*The task:*
Each line that holds the word "title" counts once; report how many lines do so and nothing else.

*Record extracts:*
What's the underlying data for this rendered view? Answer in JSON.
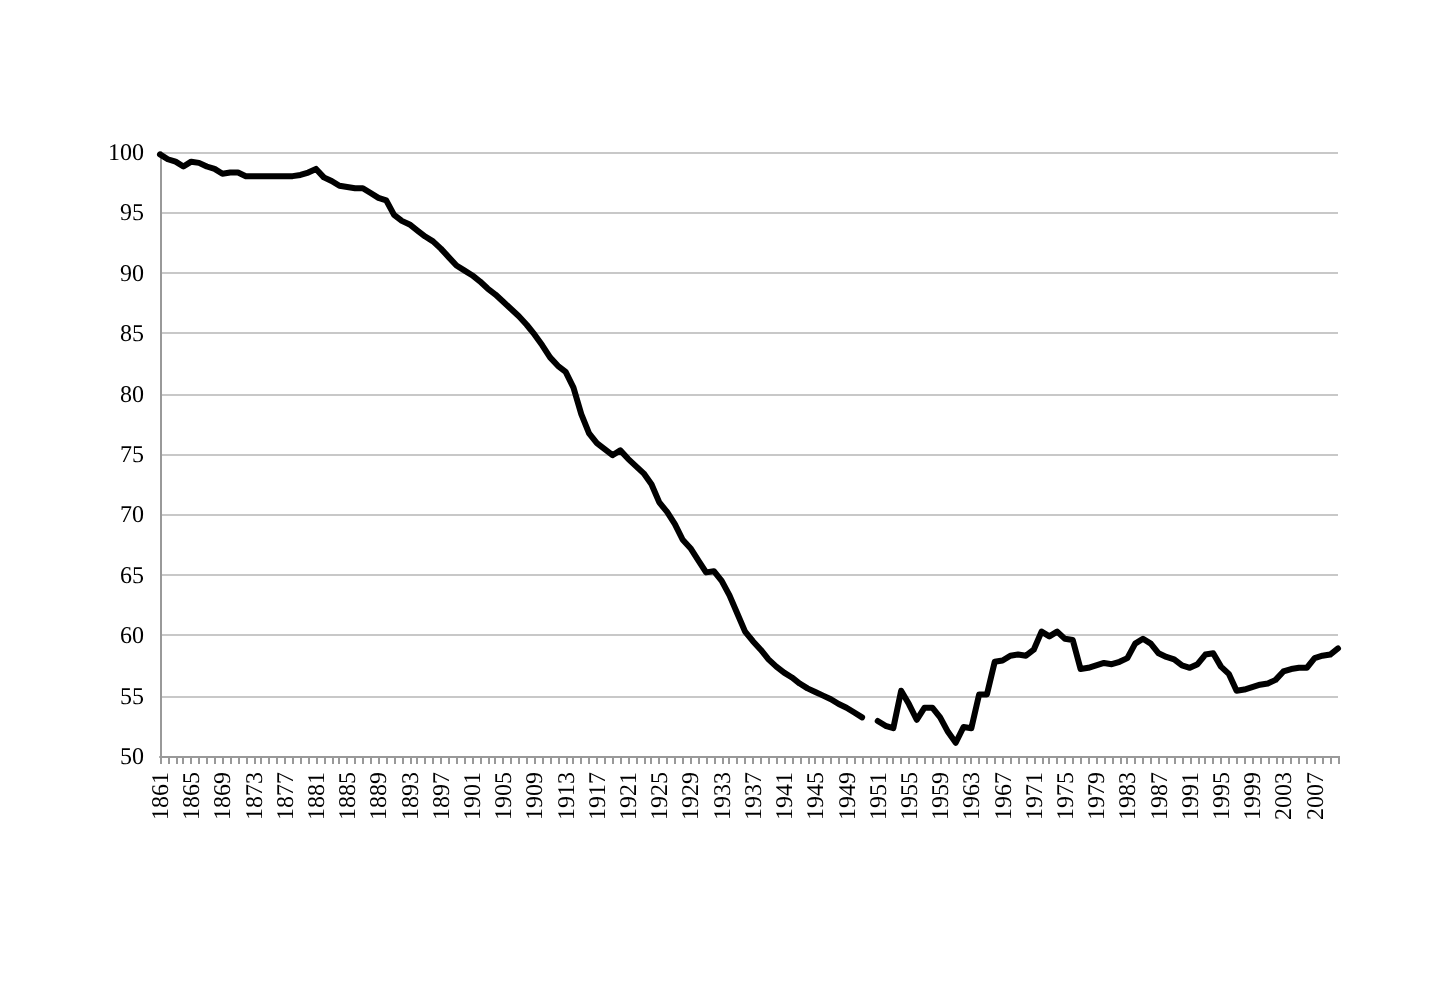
{
  "chart_data": {
    "type": "line",
    "categories": [
      "1861",
      null,
      null,
      null,
      "1865",
      null,
      null,
      null,
      "1869",
      null,
      null,
      null,
      "1873",
      null,
      null,
      null,
      "1877",
      null,
      null,
      null,
      "1881",
      null,
      null,
      null,
      "1885",
      null,
      null,
      null,
      "1889",
      null,
      null,
      null,
      "1893",
      null,
      null,
      null,
      "1897",
      null,
      null,
      null,
      "1901",
      null,
      null,
      null,
      "1905",
      null,
      null,
      null,
      "1909",
      null,
      null,
      null,
      "1913",
      null,
      null,
      null,
      "1917",
      null,
      null,
      null,
      "1921",
      null,
      null,
      null,
      "1925",
      null,
      null,
      null,
      "1929",
      null,
      null,
      null,
      "1933",
      null,
      null,
      null,
      "1937",
      null,
      null,
      null,
      "1941",
      null,
      null,
      null,
      "1945",
      null,
      null,
      null,
      "1949",
      null,
      null,
      null,
      "1951",
      null,
      null,
      null,
      "1955",
      null,
      null,
      null,
      "1959",
      null,
      null,
      null,
      "1963",
      null,
      null,
      null,
      "1967",
      null,
      null,
      null,
      "1971",
      null,
      null,
      null,
      "1975",
      null,
      null,
      null,
      "1979",
      null,
      null,
      null,
      "1983",
      null,
      null,
      null,
      "1987",
      null,
      null,
      null,
      "1991",
      null,
      null,
      null,
      "1995",
      null,
      null,
      null,
      "1999",
      null,
      null,
      null,
      "2003",
      null,
      null,
      null,
      "2007",
      null,
      null,
      null
    ],
    "series": [
      {
        "color": "#000000",
        "values": [
          99.8,
          99.4,
          99.2,
          98.8,
          99.2,
          99.1,
          98.8,
          98.6,
          98.2,
          98.3,
          98.3,
          98.0,
          98.0,
          98.0,
          98.0,
          98.0,
          98.0,
          98.0,
          98.1,
          98.3,
          98.6,
          97.9,
          97.6,
          97.2,
          97.1,
          97.0,
          97.0,
          96.6,
          96.2,
          96.0,
          94.8,
          94.3,
          94.0,
          93.5,
          93.0,
          92.6,
          92.0,
          91.3,
          90.6,
          90.2,
          89.8,
          89.3,
          88.7,
          88.2,
          87.6,
          87.0,
          86.4,
          85.7,
          84.9,
          84.0,
          83.0,
          82.3,
          81.8,
          80.5,
          78.3,
          76.7,
          75.9,
          75.4,
          74.9,
          75.3,
          74.6,
          74.0,
          73.4,
          72.5,
          71.0,
          70.2,
          69.2,
          67.9,
          67.2,
          66.2,
          65.2,
          65.3,
          64.5,
          63.3,
          61.8,
          60.3,
          59.5,
          58.8,
          58.0,
          57.4,
          56.9,
          56.5,
          56.0,
          55.6,
          55.3,
          55.0,
          54.7,
          54.3,
          54.0,
          53.6,
          53.2,
          null,
          52.9,
          52.5,
          52.3,
          55.4,
          54.3,
          53.0,
          54.0,
          54.0,
          53.2,
          52.0,
          51.1,
          52.4,
          52.3,
          55.1,
          55.1,
          57.8,
          57.9,
          58.3,
          58.4,
          58.3,
          58.8,
          60.3,
          59.9,
          60.3,
          59.7,
          59.6,
          57.2,
          57.3,
          57.5,
          57.7,
          57.6,
          57.8,
          58.1,
          59.3,
          59.7,
          59.3,
          58.5,
          58.2,
          58.0,
          57.5,
          57.3,
          57.6,
          58.4,
          58.5,
          57.4,
          56.8,
          55.4,
          55.5,
          55.7,
          55.9,
          56.0,
          56.3,
          57.0,
          57.2,
          57.3,
          57.3,
          58.1,
          58.3,
          58.4,
          58.9
        ]
      }
    ],
    "ylim": [
      50,
      100
    ],
    "yticks": [
      50,
      55,
      60,
      65,
      70,
      75,
      80,
      85,
      90,
      95,
      100
    ],
    "grid": "y",
    "marker": "none",
    "line_style": "solid"
  }
}
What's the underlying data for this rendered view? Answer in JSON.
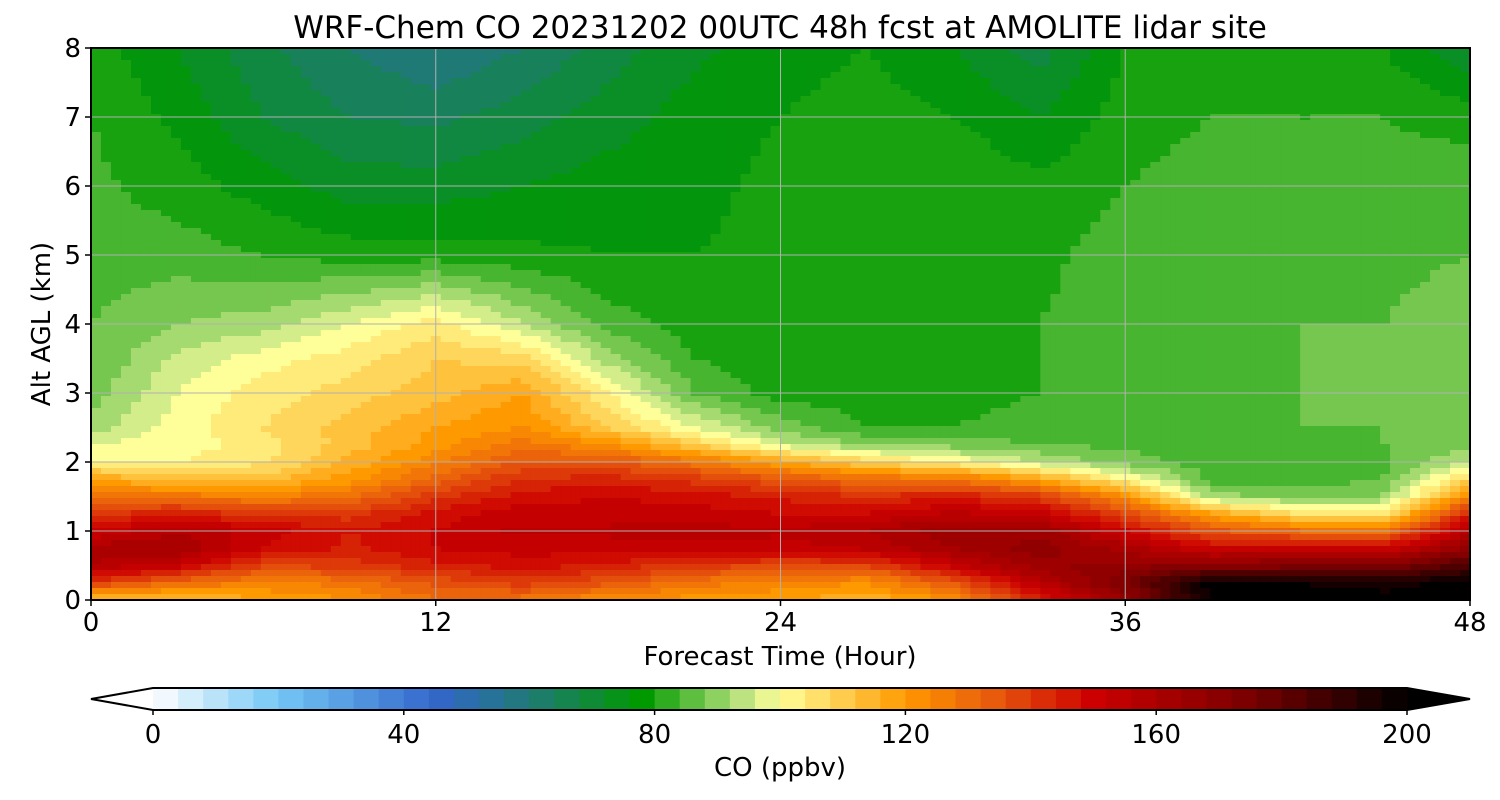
{
  "chart_data": {
    "type": "heatmap",
    "subtype": "filled-contour time-height curtain",
    "title": "WRF-Chem CO  20231202 00UTC 48h fcst at AMOLITE lidar site",
    "xlabel": "Forecast Time (Hour)",
    "ylabel": "Alt AGL (km)",
    "xlim": [
      0,
      48
    ],
    "ylim": [
      0,
      8
    ],
    "xticks": [
      0,
      12,
      24,
      36,
      48
    ],
    "yticks": [
      0,
      1,
      2,
      3,
      4,
      5,
      6,
      7,
      8
    ],
    "grid": true,
    "x_hours": [
      0,
      3,
      6,
      9,
      12,
      15,
      18,
      21,
      24,
      27,
      30,
      33,
      36,
      39,
      42,
      45,
      48
    ],
    "z_levels_km": [
      0,
      0.25,
      0.5,
      0.75,
      1,
      1.25,
      1.5,
      1.75,
      2,
      2.25,
      2.5,
      3,
      3.5,
      4,
      5,
      6,
      7,
      8
    ],
    "values_ppbv": [
      [
        110,
        112,
        118,
        122,
        130,
        128,
        122,
        120,
        118,
        115,
        122,
        145,
        165,
        200,
        200,
        200,
        200
      ],
      [
        140,
        130,
        125,
        128,
        135,
        140,
        135,
        128,
        125,
        122,
        135,
        155,
        175,
        200,
        198,
        196,
        200
      ],
      [
        158,
        152,
        138,
        140,
        145,
        148,
        145,
        140,
        138,
        138,
        152,
        165,
        168,
        170,
        172,
        172,
        185
      ],
      [
        160,
        162,
        150,
        145,
        150,
        152,
        152,
        152,
        152,
        155,
        162,
        168,
        160,
        150,
        152,
        150,
        168
      ],
      [
        150,
        158,
        152,
        146,
        150,
        155,
        155,
        156,
        155,
        158,
        165,
        165,
        150,
        135,
        130,
        128,
        158
      ],
      [
        140,
        145,
        140,
        140,
        148,
        152,
        152,
        152,
        150,
        150,
        155,
        152,
        138,
        118,
        106,
        104,
        145
      ],
      [
        130,
        128,
        125,
        130,
        140,
        148,
        150,
        148,
        145,
        142,
        145,
        140,
        122,
        92,
        88,
        90,
        125
      ],
      [
        118,
        112,
        112,
        120,
        132,
        142,
        144,
        140,
        135,
        130,
        128,
        118,
        102,
        84,
        84,
        86,
        108
      ],
      [
        102,
        102,
        105,
        115,
        125,
        135,
        135,
        128,
        118,
        108,
        102,
        94,
        88,
        84,
        85,
        85,
        95
      ],
      [
        98,
        100,
        104,
        112,
        120,
        128,
        122,
        110,
        96,
        90,
        88,
        86,
        85,
        85,
        85,
        86,
        88
      ],
      [
        92,
        100,
        106,
        112,
        118,
        122,
        110,
        98,
        88,
        82,
        82,
        84,
        85,
        85,
        86,
        86,
        88
      ],
      [
        88,
        98,
        104,
        108,
        112,
        118,
        102,
        86,
        80,
        80,
        80,
        82,
        84,
        85,
        86,
        86,
        88
      ],
      [
        86,
        95,
        100,
        104,
        110,
        108,
        92,
        82,
        79,
        80,
        81,
        82,
        84,
        85,
        86,
        86,
        88
      ],
      [
        86,
        90,
        92,
        98,
        104,
        94,
        84,
        80,
        79,
        80,
        81,
        82,
        84,
        85,
        86,
        86,
        88
      ],
      [
        84,
        84,
        82,
        80,
        80,
        79,
        78,
        78,
        79,
        81,
        82,
        81,
        84,
        84,
        85,
        85,
        86
      ],
      [
        83,
        80,
        76,
        72,
        72,
        74,
        76,
        77,
        79,
        81,
        82,
        79,
        82,
        84,
        84,
        84,
        85
      ],
      [
        82,
        77,
        70,
        66,
        65,
        68,
        72,
        76,
        78,
        80,
        78,
        74,
        80,
        82,
        82,
        82,
        80
      ],
      [
        80,
        74,
        67,
        62,
        58,
        62,
        68,
        73,
        76,
        78,
        74,
        68,
        78,
        80,
        80,
        78,
        70
      ]
    ]
  },
  "colorbar": {
    "label": "CO  (ppbv)",
    "range": [
      0,
      200
    ],
    "ticks": [
      0,
      40,
      80,
      120,
      160,
      200
    ],
    "extend": "both",
    "colors": {
      "min": "#ffffff",
      "c20": "#74c7f5",
      "c45": "#3366cc",
      "c60": "#1f7a75",
      "c78": "#009900",
      "c95": "#c8e888",
      "c100": "#ffff99",
      "c120": "#ff9900",
      "c135": "#e6550d",
      "c150": "#cc0000",
      "c175": "#7a0000",
      "c200": "#000000"
    }
  }
}
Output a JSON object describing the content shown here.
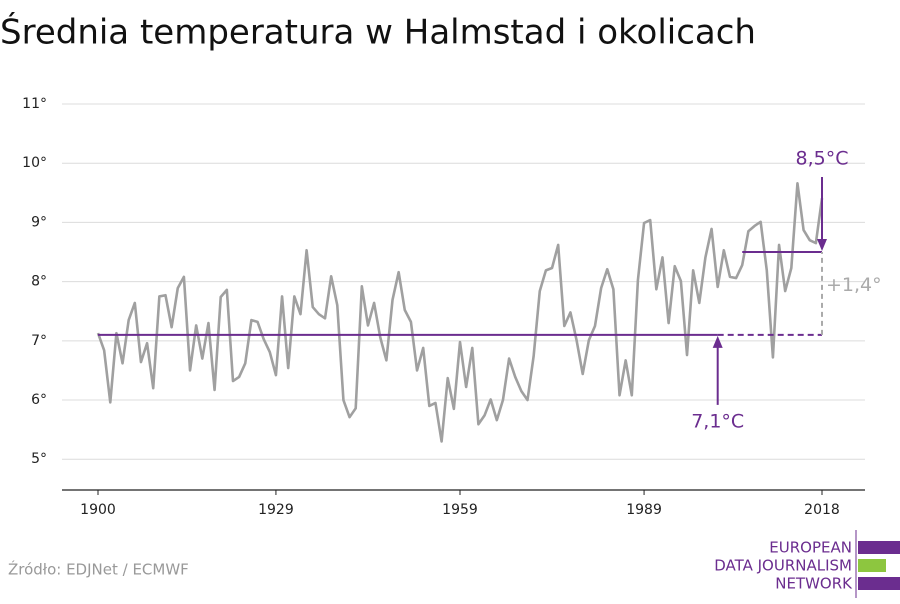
{
  "chart_data": {
    "type": "line",
    "title": "Średnia temperatura w Halmstad i okolicach",
    "source": "Źródło: EDJNet / ECMWF",
    "logo": [
      "EUROPEAN",
      "DATA JOURNALISM",
      "NETWORK"
    ],
    "x": [
      1900,
      1901,
      1902,
      1903,
      1904,
      1905,
      1906,
      1907,
      1908,
      1909,
      1910,
      1911,
      1912,
      1913,
      1914,
      1915,
      1916,
      1917,
      1918,
      1919,
      1920,
      1921,
      1922,
      1923,
      1924,
      1925,
      1926,
      1927,
      1928,
      1929,
      1930,
      1931,
      1932,
      1933,
      1934,
      1935,
      1936,
      1937,
      1938,
      1939,
      1940,
      1941,
      1942,
      1943,
      1944,
      1945,
      1946,
      1947,
      1948,
      1949,
      1950,
      1951,
      1952,
      1953,
      1954,
      1955,
      1956,
      1957,
      1958,
      1959,
      1960,
      1961,
      1962,
      1963,
      1964,
      1965,
      1966,
      1967,
      1968,
      1969,
      1970,
      1971,
      1972,
      1973,
      1974,
      1975,
      1976,
      1977,
      1978,
      1979,
      1980,
      1981,
      1982,
      1983,
      1984,
      1985,
      1986,
      1987,
      1988,
      1989,
      1990,
      1991,
      1992,
      1993,
      1994,
      1995,
      1996,
      1997,
      1998,
      1999,
      2000,
      2001,
      2002,
      2003,
      2004,
      2005,
      2006,
      2007,
      2008,
      2009,
      2010,
      2011,
      2012,
      2013,
      2014,
      2015,
      2016,
      2017,
      2018
    ],
    "series": [
      {
        "color": "#a0a0a0",
        "values": [
          7.13,
          6.84,
          5.96,
          7.13,
          6.62,
          7.35,
          7.64,
          6.64,
          6.96,
          6.2,
          7.75,
          7.77,
          7.23,
          7.89,
          8.08,
          6.5,
          7.26,
          6.7,
          7.3,
          6.17,
          7.74,
          7.86,
          6.32,
          6.39,
          6.62,
          7.35,
          7.32,
          7.03,
          6.81,
          6.42,
          7.75,
          6.54,
          7.75,
          7.45,
          8.53,
          7.57,
          7.45,
          7.38,
          8.09,
          7.6,
          6.0,
          5.71,
          5.86,
          7.92,
          7.26,
          7.64,
          7.06,
          6.67,
          7.69,
          8.16,
          7.52,
          7.32,
          6.5,
          6.88,
          5.9,
          5.95,
          5.3,
          6.37,
          5.85,
          6.98,
          6.22,
          6.88,
          5.59,
          5.74,
          6.01,
          5.66,
          6.0,
          6.7,
          6.39,
          6.15,
          6.0,
          6.74,
          7.84,
          8.19,
          8.23,
          8.62,
          7.25,
          7.48,
          7.01,
          6.44,
          7.01,
          7.25,
          7.89,
          8.21,
          7.87,
          6.08,
          6.67,
          6.08,
          8.03,
          8.99,
          9.04,
          7.87,
          8.41,
          7.3,
          8.26,
          8.01,
          6.76,
          8.19,
          7.64,
          8.41,
          8.89,
          7.91,
          8.53,
          8.08,
          8.06,
          8.28,
          8.85,
          8.94,
          9.01,
          8.19,
          6.72,
          8.62,
          7.84,
          8.23,
          9.66,
          8.87,
          8.7,
          8.65,
          9.41
        ]
      }
    ],
    "xlim": [
      1894,
      2024
    ],
    "xticks": [
      1900,
      1929,
      1959,
      1989,
      2018
    ],
    "ylim": [
      4.48,
      11.3
    ],
    "yticks": [
      {
        "value": 5,
        "label": "5°"
      },
      {
        "value": 6,
        "label": "6°"
      },
      {
        "value": 7,
        "label": "7°"
      },
      {
        "value": 8,
        "label": "8°"
      },
      {
        "value": 9,
        "label": "9°"
      },
      {
        "value": 10,
        "label": "10°"
      },
      {
        "value": 11,
        "label": "11°"
      }
    ],
    "grid": true,
    "reference_color": "#6b2d8f",
    "reference_lines": [
      {
        "value": 7.1,
        "label": "7,1°C",
        "x": [
          1900,
          2018
        ],
        "solid_until": 2001,
        "arrow_at": 2001
      },
      {
        "value": 8.5,
        "label": "8,5°C",
        "x": [
          2005,
          2018
        ],
        "arrow_at": 2018
      }
    ],
    "difference": {
      "value": 1.4,
      "label": "+1,4°",
      "at": 2018
    }
  }
}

*Output for this task:*
2